-- Objective --
Return the rows exactly as they appear, starting at the line that contains "- ghl-marker: [643, 300, 674, 307]" and ending at the line that contains "- x-tick-label: 2010: [1054, 651, 1096, 672]", with both of those lines included.

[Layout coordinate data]

------------

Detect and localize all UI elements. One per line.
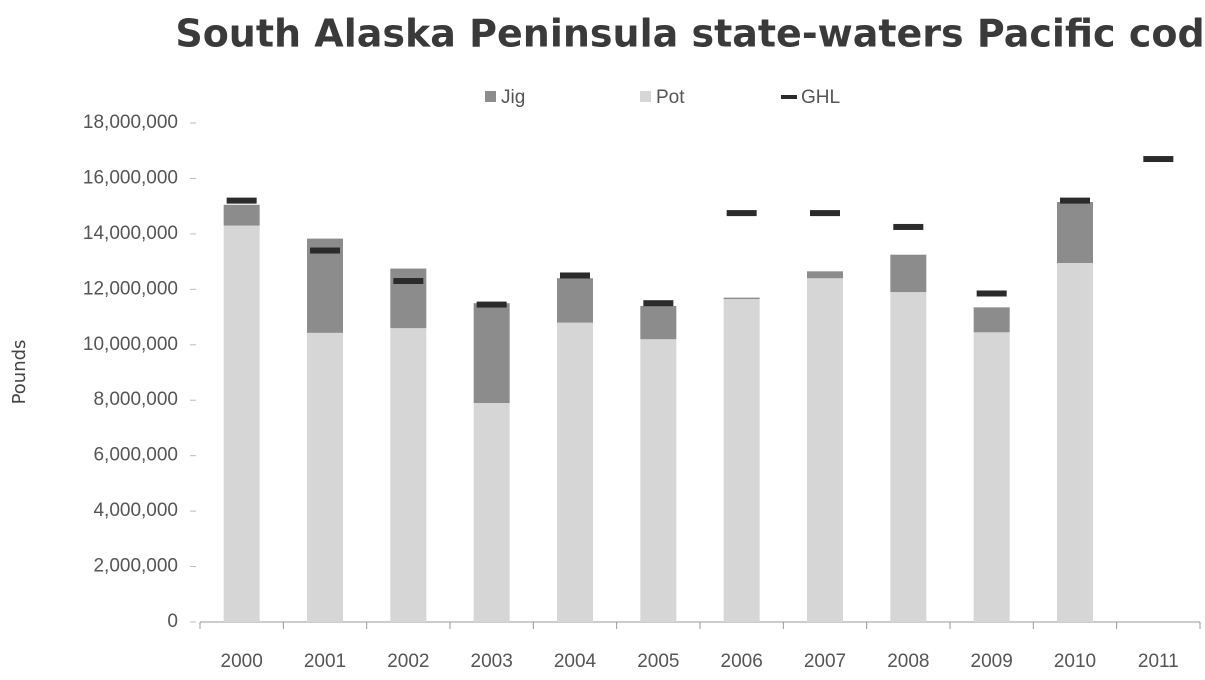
- ghl-marker: [643, 300, 674, 307]
- bar-segment: [973, 332, 1010, 622]
- x-tick-label: 2001: [304, 651, 346, 672]
- bar-segment: [807, 271, 843, 279]
- x-tick-label: 2007: [804, 651, 846, 672]
- ghl-marker: [810, 210, 840, 217]
- x-tick-label: 2000: [221, 651, 263, 672]
- y-tick-label: 0: [167, 611, 178, 632]
- bar-segment: [223, 225, 260, 623]
- bar-segment: [473, 303, 510, 403]
- bar-segment: [640, 305, 677, 340]
- ghl-marker: [310, 247, 340, 254]
- x-tick-label: 2010: [1054, 651, 1096, 672]
- legend-label: Pot: [656, 87, 685, 108]
- x-tick-label: 2005: [637, 651, 679, 672]
- y-tick-label: 6,000,000: [93, 445, 178, 466]
- y-tick-label: 12,000,000: [83, 278, 178, 299]
- ghl-marker: [1060, 197, 1090, 204]
- y-tick-label: 4,000,000: [93, 500, 178, 521]
- bar-segment: [807, 278, 843, 622]
- bar-segment: [890, 254, 927, 293]
- x-tick-label: 2006: [721, 651, 763, 672]
- bar-segment: [1057, 262, 1093, 622]
- bar-segment: [973, 307, 1010, 333]
- bar-segment: [723, 297, 760, 300]
- bar-segment: [307, 332, 343, 622]
- ghl-marker: [560, 272, 590, 279]
- x-tick-label: 2011: [1138, 651, 1179, 672]
- bar-segment: [557, 278, 593, 323]
- x-tick-label: 2009: [971, 651, 1013, 672]
- x-tick-label: 2003: [471, 651, 513, 672]
- ghl-marker: [476, 301, 507, 308]
- x-tick-label: 2004: [554, 651, 597, 672]
- ghl-marker: [726, 210, 757, 217]
- bar-segment: [223, 204, 260, 226]
- y-tick-label: 16,000,000: [83, 167, 178, 188]
- y-tick-label: 18,000,000: [83, 112, 178, 133]
- y-tick-label: 8,000,000: [93, 389, 178, 410]
- bar-segment: [723, 299, 760, 622]
- bar-segment: [390, 328, 427, 622]
- ghl-marker: [393, 278, 424, 285]
- legend-label: Jig: [501, 87, 525, 108]
- x-tick-label: 2008: [887, 651, 929, 672]
- legend-swatch: [485, 91, 496, 102]
- bar-segment: [640, 339, 677, 622]
- bar-segment: [890, 292, 927, 622]
- legend-swatch: [781, 95, 797, 99]
- x-tick-label: 2002: [387, 651, 429, 672]
- y-tick-label: 10,000,000: [83, 334, 178, 355]
- ghl-marker: [226, 197, 257, 204]
- ghl-marker: [1143, 156, 1174, 163]
- bar-segment: [473, 402, 510, 622]
- bar-segment: [307, 238, 343, 333]
- legend-swatch: [640, 91, 651, 102]
- bar-segment: [1057, 202, 1093, 263]
- legend-label: GHL: [801, 87, 840, 108]
- ghl-marker: [893, 223, 924, 230]
- y-axis-label: Pounds: [9, 340, 30, 405]
- chart-title: South Alaska Peninsula state-waters Paci…: [175, 12, 1204, 56]
- bar-segment: [557, 322, 593, 622]
- y-tick-label: 14,000,000: [83, 223, 178, 244]
- bar-segment: [390, 268, 427, 329]
- ghl-marker: [976, 290, 1007, 297]
- y-tick-label: 2,000,000: [93, 556, 178, 577]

------------

-- Answer for the task --
- ghl-marker: [643, 300, 674, 307]
- bar-segment: [973, 332, 1010, 622]
- x-tick-label: 2001: [304, 651, 346, 672]
- bar-segment: [807, 271, 843, 279]
- x-tick-label: 2007: [804, 651, 846, 672]
- ghl-marker: [810, 210, 840, 217]
- x-tick-label: 2000: [221, 651, 263, 672]
- y-tick-label: 0: [167, 611, 178, 632]
- bar-segment: [223, 225, 260, 623]
- bar-segment: [473, 303, 510, 403]
- bar-segment: [640, 305, 677, 340]
- ghl-marker: [310, 247, 340, 254]
- x-tick-label: 2010: [1054, 651, 1096, 672]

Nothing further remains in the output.